Set task => Locate the lines that hold the string "villages". Copy every such line.

Data provided =>
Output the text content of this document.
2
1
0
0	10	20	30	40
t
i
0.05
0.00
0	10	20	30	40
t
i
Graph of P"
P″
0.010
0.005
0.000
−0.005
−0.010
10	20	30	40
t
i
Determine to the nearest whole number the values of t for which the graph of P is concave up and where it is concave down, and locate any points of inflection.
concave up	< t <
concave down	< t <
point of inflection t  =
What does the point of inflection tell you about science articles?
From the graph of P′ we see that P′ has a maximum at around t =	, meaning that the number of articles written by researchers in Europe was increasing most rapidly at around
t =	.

==

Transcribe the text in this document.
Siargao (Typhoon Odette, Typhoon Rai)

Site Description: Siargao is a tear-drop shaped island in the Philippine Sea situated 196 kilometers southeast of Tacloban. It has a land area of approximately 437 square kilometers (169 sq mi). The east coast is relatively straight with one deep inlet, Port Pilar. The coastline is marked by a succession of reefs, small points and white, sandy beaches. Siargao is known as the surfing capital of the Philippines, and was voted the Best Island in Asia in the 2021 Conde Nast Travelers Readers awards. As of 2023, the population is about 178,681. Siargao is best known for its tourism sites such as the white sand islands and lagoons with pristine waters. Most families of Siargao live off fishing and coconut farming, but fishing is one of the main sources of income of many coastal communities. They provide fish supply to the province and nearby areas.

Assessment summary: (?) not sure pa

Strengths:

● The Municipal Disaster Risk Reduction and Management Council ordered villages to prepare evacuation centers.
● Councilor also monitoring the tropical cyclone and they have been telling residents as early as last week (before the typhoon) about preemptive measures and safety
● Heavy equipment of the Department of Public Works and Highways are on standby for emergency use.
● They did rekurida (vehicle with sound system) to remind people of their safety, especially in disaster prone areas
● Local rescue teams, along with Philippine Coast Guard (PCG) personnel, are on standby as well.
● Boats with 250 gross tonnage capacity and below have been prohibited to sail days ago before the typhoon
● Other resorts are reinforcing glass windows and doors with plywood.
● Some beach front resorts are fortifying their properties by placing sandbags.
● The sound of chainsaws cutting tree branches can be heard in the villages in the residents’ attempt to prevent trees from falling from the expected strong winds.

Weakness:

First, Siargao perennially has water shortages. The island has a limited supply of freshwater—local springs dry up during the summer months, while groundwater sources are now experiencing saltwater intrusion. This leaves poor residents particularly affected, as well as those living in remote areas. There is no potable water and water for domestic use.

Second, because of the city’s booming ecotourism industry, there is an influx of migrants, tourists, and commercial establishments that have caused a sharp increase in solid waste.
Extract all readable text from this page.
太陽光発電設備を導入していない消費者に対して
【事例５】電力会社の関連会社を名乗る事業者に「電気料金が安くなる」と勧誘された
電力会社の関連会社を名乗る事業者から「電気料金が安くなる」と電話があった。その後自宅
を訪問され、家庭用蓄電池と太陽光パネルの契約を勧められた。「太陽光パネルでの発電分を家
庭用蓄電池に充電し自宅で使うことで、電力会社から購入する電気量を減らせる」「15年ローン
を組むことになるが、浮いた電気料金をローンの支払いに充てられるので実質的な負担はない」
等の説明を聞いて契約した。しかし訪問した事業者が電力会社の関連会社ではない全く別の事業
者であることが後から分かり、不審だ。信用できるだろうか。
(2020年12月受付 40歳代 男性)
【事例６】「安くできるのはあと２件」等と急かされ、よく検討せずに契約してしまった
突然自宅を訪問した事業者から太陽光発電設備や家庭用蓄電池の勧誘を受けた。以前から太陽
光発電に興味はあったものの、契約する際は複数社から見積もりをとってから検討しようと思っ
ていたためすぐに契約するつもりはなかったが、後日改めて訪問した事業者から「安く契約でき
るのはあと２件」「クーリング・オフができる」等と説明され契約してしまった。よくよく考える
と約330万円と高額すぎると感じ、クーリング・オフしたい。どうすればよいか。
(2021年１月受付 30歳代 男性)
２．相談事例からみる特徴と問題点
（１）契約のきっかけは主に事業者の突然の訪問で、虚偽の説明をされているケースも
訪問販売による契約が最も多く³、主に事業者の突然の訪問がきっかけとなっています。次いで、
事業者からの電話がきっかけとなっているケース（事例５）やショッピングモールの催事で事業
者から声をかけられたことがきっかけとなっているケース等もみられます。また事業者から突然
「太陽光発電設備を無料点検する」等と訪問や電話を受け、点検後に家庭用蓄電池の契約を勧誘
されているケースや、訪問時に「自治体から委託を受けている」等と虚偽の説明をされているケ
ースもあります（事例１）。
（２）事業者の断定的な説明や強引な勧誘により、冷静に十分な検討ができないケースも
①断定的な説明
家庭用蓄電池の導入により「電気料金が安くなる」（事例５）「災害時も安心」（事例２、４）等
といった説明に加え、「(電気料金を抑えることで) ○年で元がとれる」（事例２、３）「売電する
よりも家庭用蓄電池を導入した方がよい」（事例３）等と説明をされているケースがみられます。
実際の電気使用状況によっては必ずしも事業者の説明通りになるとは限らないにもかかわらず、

Problem solution =>
● The Municipal Disaster Risk Reduction and Management Council ordered villages to prepare evacuation centers.
● The sound of chainsaws cutting tree branches can be heard in the villages in the residents’ attempt to prevent trees from falling from the expected strong winds.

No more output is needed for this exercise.